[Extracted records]
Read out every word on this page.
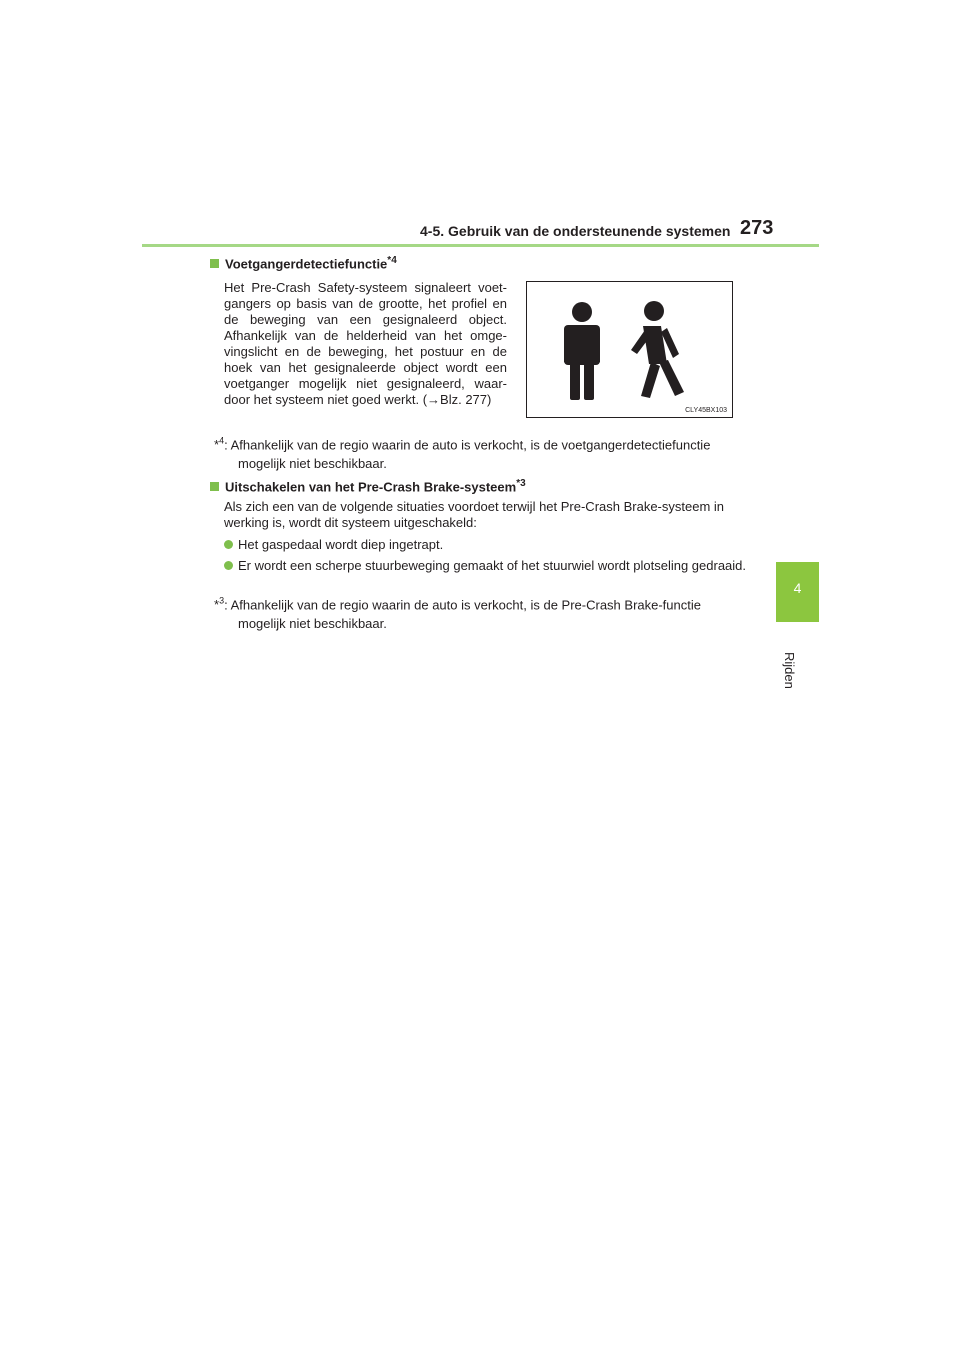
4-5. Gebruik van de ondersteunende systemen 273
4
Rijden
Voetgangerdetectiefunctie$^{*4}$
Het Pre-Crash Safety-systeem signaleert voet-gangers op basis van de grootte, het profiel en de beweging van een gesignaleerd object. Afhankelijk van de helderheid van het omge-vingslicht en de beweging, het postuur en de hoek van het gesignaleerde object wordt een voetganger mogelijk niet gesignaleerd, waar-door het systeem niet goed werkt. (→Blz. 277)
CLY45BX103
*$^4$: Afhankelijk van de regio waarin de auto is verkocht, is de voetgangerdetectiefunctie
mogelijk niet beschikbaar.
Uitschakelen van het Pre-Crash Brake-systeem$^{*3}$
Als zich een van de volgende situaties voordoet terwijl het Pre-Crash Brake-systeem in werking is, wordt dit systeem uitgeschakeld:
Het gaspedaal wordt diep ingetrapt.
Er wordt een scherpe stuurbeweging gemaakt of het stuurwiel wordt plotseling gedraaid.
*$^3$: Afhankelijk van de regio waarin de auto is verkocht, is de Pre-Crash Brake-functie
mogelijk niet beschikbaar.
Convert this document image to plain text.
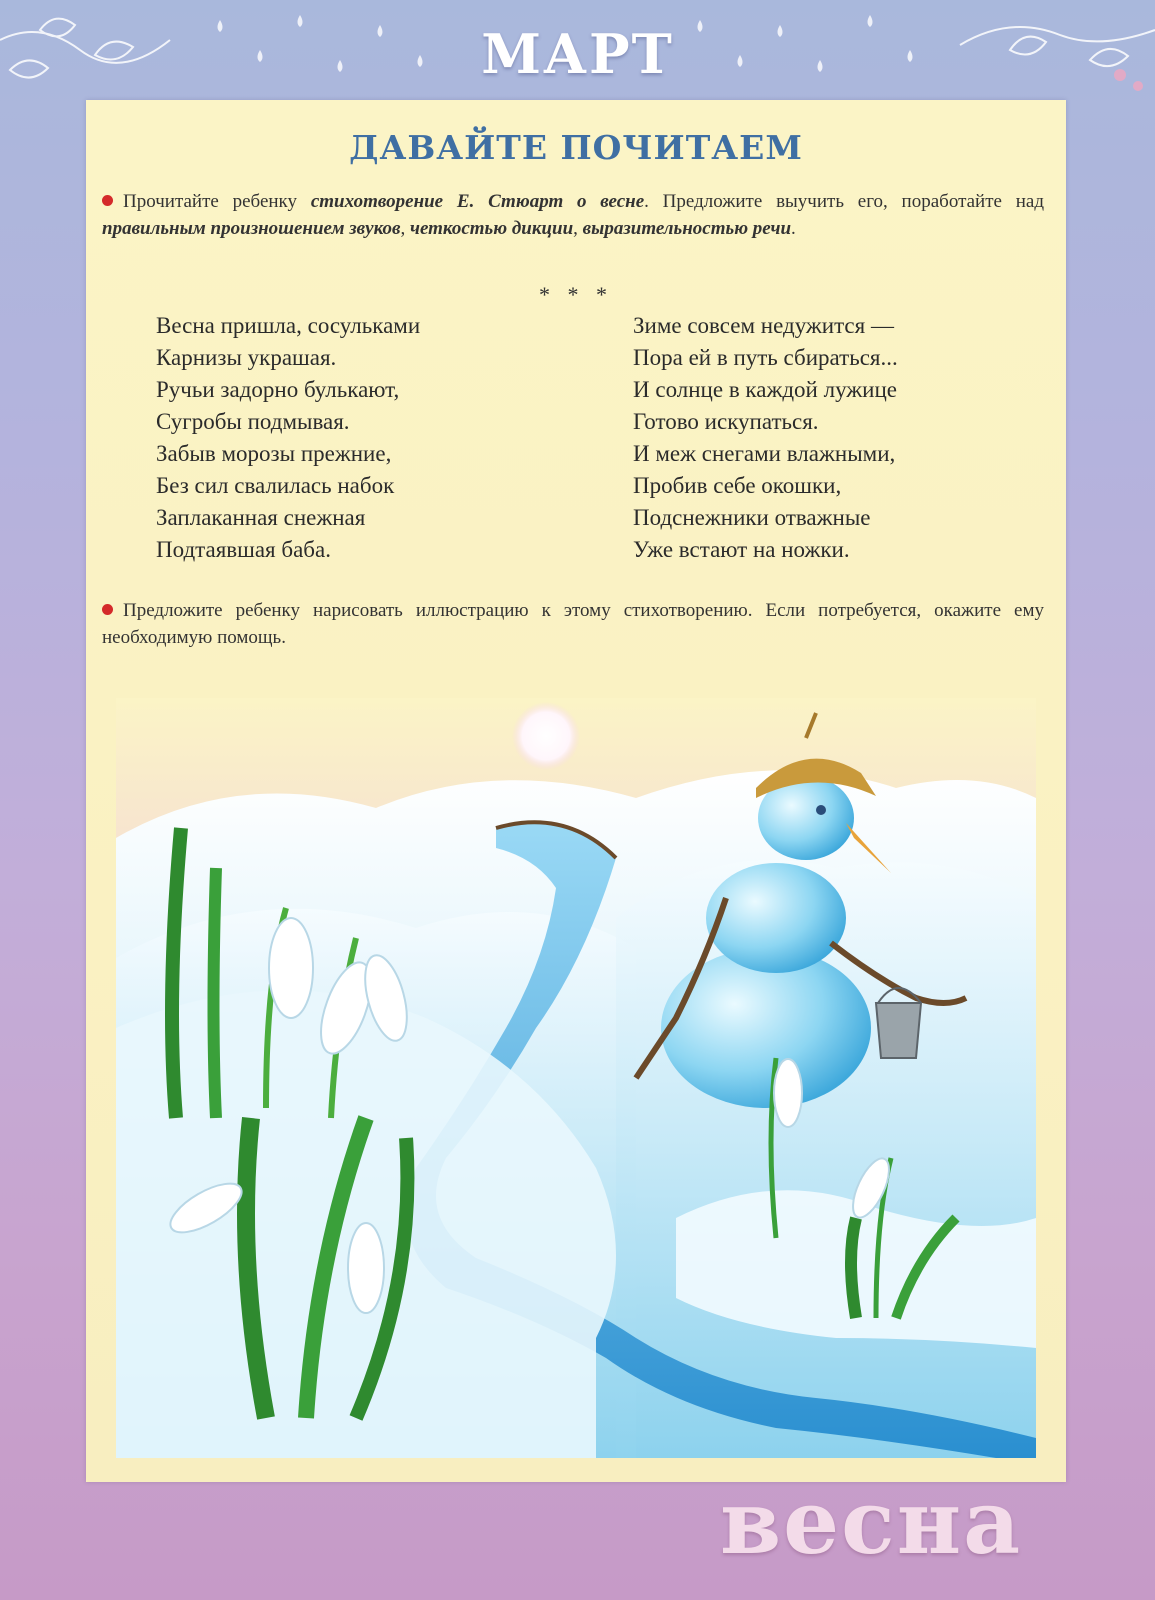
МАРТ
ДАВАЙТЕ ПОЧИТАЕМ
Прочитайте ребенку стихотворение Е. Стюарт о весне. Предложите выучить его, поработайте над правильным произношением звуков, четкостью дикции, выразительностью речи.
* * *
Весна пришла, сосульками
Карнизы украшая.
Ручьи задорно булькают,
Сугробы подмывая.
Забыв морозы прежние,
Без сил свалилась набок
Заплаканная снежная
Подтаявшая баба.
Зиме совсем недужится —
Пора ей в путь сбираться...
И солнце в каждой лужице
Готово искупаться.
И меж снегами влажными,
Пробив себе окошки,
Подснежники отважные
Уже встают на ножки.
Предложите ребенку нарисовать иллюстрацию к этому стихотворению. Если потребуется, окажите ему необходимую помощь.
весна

**SHORT TASK:** Every line of the listing that holds "auto" is to be counted; give only the resulting number.

**SOLVED EXERCISE:** 2